GOAL OF THE EXERCISE: Scan the listing that follows and report how many lines contain "sales". Write the number alone.

EXCERPTED DATA:
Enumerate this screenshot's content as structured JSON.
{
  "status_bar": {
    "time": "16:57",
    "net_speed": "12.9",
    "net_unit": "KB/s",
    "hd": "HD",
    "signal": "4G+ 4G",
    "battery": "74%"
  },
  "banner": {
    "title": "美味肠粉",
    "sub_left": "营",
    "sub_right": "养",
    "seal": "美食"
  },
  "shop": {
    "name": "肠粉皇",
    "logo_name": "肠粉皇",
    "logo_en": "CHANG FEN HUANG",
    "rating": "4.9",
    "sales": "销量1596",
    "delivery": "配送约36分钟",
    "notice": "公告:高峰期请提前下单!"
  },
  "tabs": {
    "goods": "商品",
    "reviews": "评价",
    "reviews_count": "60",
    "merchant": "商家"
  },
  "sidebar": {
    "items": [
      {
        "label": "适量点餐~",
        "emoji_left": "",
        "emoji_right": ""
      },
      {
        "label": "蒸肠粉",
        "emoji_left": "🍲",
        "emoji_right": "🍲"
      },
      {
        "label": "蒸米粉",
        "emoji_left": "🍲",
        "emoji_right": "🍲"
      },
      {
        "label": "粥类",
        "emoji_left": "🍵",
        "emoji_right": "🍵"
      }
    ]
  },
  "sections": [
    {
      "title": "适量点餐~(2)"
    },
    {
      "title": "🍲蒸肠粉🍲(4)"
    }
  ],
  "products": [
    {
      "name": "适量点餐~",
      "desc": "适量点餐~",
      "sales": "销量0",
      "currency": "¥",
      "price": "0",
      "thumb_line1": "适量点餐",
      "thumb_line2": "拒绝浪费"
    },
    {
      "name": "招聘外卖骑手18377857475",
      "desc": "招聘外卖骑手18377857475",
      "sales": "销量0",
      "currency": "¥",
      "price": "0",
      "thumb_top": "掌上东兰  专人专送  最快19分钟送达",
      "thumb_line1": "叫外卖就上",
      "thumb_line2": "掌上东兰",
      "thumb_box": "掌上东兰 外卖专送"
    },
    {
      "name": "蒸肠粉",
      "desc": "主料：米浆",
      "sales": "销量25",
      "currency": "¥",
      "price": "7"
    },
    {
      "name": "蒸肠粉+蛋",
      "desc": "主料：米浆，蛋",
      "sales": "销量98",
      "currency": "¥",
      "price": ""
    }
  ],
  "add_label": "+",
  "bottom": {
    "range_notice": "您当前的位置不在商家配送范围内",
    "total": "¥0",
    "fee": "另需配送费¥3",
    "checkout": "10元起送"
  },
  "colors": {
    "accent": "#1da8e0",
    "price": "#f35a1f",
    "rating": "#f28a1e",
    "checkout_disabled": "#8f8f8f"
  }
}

SOLUTION FOR THIS PROBLEM: 5